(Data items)
#####
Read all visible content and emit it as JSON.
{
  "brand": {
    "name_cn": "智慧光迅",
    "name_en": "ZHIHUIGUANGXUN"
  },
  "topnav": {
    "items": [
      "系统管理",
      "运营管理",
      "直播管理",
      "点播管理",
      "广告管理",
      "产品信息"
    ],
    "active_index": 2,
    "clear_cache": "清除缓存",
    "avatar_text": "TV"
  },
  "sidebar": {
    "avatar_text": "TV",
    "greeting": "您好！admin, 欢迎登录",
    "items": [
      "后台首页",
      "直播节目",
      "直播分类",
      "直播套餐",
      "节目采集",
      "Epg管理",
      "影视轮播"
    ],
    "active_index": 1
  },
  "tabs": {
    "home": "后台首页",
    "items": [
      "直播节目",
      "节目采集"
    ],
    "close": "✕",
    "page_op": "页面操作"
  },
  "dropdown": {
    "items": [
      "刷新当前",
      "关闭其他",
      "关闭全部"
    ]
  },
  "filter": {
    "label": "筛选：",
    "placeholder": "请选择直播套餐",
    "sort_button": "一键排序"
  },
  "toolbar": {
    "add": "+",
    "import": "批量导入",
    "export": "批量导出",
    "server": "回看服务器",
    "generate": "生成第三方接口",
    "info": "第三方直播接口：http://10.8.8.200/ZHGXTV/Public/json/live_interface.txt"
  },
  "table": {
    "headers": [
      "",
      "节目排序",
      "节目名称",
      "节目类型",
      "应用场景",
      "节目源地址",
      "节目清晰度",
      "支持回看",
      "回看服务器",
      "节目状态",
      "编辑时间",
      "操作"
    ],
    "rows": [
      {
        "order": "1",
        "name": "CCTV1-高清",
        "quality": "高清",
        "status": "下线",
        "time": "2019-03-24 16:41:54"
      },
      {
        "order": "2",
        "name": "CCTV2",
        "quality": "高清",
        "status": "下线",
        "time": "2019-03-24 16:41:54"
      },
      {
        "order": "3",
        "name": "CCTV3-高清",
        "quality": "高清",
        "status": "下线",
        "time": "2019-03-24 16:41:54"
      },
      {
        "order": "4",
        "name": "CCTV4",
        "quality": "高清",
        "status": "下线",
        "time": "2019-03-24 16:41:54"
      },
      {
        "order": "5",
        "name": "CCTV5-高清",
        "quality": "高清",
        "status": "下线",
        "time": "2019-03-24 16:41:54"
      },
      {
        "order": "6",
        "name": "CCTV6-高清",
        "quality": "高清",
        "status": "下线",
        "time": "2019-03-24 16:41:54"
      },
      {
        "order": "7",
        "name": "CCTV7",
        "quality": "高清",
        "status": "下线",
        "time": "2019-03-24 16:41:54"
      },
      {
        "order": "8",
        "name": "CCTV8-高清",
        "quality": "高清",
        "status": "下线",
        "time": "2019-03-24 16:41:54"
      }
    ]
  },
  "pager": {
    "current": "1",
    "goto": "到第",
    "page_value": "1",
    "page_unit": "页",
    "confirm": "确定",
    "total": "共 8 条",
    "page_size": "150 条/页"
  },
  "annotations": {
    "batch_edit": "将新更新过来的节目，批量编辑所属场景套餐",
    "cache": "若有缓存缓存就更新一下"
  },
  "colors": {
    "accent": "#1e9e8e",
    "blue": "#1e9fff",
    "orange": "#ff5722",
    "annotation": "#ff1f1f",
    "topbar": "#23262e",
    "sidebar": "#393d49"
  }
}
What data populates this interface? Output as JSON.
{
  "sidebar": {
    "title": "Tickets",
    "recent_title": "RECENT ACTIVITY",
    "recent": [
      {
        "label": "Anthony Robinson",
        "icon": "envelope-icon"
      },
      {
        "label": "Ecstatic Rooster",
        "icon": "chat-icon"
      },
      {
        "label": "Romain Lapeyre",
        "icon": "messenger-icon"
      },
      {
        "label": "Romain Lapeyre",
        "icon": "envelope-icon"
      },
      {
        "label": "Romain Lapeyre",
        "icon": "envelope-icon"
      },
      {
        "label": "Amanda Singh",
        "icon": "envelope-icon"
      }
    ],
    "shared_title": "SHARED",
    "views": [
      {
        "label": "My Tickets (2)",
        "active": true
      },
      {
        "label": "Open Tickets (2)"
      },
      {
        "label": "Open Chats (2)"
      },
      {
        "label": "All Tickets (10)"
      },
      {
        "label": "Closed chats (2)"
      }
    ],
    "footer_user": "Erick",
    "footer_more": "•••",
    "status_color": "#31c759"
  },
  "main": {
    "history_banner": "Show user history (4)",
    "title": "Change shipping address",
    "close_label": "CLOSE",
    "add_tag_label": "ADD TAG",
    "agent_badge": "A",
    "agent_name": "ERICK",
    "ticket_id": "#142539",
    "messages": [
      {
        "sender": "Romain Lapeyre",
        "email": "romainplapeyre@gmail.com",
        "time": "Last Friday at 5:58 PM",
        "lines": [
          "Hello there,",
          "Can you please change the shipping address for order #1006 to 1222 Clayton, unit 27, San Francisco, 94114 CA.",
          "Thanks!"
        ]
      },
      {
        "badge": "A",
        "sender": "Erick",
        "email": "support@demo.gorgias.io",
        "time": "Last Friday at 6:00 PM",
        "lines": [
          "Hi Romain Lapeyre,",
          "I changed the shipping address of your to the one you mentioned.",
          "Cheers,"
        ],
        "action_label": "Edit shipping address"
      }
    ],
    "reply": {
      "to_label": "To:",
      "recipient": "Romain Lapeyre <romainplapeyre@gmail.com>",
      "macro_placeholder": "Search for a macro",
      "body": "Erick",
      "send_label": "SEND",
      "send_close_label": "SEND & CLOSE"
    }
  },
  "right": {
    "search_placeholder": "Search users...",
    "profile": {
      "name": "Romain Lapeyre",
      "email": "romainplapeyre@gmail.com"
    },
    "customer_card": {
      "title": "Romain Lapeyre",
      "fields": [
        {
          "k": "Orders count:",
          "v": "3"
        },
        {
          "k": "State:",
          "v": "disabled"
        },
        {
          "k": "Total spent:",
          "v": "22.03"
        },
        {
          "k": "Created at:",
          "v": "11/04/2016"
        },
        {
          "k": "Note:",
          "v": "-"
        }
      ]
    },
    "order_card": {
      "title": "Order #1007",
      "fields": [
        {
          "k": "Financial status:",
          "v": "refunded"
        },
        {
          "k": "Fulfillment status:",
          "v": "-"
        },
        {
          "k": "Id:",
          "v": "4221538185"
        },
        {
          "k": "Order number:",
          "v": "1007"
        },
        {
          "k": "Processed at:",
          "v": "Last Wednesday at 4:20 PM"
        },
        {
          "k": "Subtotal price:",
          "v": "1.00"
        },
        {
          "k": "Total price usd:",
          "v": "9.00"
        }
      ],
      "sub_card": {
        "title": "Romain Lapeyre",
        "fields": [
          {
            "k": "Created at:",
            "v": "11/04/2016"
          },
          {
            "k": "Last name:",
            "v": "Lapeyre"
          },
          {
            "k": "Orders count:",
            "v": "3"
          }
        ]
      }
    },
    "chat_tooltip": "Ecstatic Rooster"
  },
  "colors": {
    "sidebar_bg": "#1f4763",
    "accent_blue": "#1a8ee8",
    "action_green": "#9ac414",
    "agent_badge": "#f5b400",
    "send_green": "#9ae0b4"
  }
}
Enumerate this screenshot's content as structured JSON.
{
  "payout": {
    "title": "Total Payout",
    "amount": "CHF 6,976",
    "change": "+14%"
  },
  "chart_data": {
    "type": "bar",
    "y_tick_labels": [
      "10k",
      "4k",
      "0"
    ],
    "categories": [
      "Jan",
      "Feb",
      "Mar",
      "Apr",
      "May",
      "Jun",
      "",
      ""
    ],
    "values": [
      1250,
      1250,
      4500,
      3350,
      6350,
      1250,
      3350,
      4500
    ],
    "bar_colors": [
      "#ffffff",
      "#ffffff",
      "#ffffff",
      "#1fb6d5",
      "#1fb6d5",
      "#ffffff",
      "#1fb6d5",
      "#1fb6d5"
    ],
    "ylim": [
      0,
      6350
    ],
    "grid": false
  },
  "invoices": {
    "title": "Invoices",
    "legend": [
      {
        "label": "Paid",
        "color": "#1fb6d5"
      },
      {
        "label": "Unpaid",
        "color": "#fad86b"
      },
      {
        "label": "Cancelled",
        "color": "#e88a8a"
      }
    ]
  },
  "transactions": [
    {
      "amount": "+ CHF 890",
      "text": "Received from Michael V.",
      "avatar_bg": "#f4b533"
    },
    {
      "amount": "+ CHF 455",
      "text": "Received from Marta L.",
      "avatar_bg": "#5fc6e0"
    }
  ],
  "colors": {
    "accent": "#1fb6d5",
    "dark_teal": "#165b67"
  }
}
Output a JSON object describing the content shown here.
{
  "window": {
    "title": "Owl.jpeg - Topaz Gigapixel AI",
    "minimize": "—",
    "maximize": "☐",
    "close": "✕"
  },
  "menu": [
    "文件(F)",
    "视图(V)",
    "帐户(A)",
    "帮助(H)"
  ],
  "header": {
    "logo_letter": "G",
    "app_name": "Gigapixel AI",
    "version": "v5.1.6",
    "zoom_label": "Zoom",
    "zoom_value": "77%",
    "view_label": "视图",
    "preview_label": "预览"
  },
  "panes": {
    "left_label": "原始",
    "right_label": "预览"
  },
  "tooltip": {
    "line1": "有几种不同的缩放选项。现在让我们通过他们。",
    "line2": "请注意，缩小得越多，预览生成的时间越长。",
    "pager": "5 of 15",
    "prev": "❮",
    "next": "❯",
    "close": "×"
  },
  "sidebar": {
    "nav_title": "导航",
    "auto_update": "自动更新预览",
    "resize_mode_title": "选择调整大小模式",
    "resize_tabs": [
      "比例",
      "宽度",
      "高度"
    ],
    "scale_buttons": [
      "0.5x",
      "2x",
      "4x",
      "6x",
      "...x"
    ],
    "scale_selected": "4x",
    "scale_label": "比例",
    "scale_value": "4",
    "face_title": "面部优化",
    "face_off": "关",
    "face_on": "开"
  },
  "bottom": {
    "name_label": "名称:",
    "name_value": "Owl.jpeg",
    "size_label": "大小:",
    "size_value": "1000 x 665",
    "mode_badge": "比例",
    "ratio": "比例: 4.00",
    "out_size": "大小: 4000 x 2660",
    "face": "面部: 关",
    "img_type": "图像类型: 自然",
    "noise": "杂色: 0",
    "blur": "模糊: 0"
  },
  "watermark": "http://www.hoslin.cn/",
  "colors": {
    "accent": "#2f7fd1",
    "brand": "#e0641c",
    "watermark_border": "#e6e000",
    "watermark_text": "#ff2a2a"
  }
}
#####
◆ EXERCISE OBJECTIVE:
What is the number of lines holding the word "email"? State it alone.

◆ IN RESPONSE:
3